--- DATA FOR PROCESSING ---
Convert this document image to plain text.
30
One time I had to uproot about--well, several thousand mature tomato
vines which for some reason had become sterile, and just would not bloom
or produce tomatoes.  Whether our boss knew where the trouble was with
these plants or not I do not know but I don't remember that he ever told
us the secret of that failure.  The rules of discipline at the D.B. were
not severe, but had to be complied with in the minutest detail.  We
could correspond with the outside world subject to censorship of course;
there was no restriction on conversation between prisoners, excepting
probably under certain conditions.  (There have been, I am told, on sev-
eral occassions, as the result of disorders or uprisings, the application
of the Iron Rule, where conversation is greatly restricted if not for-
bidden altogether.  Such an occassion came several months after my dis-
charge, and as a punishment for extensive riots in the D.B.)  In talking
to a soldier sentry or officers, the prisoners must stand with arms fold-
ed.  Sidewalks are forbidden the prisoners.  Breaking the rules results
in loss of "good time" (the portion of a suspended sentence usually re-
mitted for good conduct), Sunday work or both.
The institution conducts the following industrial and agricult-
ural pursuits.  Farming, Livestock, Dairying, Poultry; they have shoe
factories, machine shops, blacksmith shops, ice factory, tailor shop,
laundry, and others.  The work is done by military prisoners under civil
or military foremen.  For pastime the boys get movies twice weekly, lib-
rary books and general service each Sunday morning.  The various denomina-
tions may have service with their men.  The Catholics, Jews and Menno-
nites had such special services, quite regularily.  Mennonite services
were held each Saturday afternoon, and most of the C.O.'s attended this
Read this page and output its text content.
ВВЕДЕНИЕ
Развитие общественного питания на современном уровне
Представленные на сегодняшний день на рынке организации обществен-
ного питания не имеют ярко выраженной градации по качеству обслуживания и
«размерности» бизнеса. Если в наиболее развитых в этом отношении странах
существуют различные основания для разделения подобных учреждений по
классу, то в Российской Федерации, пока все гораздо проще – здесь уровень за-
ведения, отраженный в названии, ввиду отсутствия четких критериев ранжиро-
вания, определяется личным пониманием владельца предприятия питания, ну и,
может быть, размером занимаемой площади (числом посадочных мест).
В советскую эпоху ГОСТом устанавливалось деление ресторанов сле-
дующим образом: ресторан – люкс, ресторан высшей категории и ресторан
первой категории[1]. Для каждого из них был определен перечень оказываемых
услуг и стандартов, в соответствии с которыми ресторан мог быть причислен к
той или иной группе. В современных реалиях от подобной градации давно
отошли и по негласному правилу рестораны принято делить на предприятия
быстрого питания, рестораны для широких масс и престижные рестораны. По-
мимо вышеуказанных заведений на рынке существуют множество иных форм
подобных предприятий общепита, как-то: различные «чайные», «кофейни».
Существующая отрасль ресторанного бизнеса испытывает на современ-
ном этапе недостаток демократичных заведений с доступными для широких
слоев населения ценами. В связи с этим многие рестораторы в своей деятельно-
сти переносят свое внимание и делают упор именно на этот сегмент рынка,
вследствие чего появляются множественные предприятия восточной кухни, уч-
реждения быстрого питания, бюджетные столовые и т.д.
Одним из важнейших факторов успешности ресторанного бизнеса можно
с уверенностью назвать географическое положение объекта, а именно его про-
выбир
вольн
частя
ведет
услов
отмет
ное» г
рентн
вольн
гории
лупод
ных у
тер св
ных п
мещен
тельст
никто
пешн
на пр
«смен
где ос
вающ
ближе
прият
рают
---
- **STATED PROBLEM**
Copy out every line of the listing that contains the string "ресторанного".

- **ANSWER FOR THIS EXERCISE**
Существующая отрасль ресторанного бизнеса испытывает на современ-
Одним из важнейших факторов успешности ресторанного бизнеса можно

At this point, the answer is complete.